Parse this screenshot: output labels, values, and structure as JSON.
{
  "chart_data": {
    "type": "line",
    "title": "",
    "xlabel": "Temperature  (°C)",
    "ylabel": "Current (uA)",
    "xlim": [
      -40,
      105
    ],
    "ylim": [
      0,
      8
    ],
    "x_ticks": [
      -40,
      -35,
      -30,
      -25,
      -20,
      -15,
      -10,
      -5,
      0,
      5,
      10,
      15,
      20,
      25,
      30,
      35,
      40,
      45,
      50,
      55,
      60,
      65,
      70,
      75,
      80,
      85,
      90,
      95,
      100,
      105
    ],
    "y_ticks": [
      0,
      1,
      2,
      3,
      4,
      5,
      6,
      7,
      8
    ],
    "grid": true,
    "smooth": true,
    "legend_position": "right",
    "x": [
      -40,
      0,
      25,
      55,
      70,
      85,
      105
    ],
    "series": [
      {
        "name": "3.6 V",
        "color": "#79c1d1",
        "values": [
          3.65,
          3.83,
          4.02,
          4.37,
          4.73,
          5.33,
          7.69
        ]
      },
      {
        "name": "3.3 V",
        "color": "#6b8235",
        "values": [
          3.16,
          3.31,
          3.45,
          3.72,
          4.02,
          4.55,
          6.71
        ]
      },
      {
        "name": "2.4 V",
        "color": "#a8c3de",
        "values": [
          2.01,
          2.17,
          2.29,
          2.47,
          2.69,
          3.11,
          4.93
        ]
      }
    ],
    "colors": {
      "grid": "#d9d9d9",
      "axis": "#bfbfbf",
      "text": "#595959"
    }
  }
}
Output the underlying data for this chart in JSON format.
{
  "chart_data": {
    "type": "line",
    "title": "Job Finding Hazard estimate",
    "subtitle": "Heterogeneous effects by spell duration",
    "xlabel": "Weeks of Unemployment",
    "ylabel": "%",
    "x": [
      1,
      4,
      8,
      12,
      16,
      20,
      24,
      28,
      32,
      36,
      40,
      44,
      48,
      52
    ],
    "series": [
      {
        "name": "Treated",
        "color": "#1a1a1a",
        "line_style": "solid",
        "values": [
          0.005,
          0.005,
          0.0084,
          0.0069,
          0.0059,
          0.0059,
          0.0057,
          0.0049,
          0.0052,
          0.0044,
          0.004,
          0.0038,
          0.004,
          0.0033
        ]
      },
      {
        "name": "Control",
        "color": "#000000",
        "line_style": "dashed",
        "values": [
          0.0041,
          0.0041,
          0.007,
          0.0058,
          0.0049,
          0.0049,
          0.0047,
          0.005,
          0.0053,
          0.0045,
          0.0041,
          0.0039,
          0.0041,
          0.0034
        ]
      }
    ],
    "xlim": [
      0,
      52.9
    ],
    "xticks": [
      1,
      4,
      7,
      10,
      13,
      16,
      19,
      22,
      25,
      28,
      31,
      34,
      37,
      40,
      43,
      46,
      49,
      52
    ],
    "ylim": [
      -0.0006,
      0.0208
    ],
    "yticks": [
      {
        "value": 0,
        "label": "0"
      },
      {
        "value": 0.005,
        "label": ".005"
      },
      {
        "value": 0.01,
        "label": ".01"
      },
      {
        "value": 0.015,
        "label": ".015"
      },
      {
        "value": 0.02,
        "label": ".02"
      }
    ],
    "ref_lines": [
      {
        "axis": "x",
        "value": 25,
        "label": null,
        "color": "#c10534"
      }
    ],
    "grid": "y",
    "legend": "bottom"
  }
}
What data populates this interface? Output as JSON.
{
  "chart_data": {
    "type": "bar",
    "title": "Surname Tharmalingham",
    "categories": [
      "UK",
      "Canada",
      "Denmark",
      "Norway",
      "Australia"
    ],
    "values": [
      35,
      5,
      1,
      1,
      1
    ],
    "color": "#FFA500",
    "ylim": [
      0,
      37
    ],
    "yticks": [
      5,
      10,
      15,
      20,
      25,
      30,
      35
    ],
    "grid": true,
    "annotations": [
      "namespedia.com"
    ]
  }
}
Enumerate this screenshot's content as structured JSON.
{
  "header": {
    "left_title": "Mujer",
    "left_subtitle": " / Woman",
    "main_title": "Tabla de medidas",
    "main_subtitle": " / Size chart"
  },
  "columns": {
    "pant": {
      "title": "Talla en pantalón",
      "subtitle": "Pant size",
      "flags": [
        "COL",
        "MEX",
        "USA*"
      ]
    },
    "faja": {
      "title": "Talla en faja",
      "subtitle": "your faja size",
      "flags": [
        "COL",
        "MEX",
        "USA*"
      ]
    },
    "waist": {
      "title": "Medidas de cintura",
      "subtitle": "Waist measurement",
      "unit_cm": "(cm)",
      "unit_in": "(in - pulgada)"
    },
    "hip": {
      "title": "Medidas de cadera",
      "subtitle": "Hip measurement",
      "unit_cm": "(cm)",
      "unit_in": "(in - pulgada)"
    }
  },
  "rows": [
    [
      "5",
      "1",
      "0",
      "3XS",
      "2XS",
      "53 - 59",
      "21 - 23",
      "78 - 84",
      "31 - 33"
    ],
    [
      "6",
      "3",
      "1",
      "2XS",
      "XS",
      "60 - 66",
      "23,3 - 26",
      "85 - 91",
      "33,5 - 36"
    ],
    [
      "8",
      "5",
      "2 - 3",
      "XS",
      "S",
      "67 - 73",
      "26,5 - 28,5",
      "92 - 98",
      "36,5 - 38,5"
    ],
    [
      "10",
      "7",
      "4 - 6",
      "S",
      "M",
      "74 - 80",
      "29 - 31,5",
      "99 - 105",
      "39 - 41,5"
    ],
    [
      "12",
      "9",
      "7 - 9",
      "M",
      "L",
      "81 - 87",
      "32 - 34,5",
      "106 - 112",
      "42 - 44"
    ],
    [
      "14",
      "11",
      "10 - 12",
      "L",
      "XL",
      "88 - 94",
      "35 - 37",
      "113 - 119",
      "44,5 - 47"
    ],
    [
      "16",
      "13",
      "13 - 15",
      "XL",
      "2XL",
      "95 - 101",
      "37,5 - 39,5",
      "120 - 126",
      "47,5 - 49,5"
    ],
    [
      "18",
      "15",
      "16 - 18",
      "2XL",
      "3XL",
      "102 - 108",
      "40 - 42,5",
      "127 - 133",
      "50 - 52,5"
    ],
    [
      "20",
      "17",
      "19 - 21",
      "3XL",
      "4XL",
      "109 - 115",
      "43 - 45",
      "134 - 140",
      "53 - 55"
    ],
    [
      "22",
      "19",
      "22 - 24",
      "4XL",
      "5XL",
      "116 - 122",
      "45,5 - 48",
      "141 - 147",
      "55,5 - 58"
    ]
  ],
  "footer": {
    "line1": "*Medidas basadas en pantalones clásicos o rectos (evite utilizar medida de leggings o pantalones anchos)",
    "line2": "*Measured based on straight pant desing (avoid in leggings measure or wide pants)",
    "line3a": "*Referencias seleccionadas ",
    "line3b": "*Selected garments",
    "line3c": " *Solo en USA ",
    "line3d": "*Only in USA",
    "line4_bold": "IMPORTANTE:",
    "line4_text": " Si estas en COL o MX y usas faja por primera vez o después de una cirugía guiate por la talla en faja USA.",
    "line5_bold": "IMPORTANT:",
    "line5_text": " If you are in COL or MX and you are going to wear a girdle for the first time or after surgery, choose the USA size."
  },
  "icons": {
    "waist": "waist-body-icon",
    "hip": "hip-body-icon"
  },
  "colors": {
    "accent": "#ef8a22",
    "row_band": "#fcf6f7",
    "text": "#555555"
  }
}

□ □ □ □ □

Tell how many lines in the material above include the word "xlabel", giving the number only.

2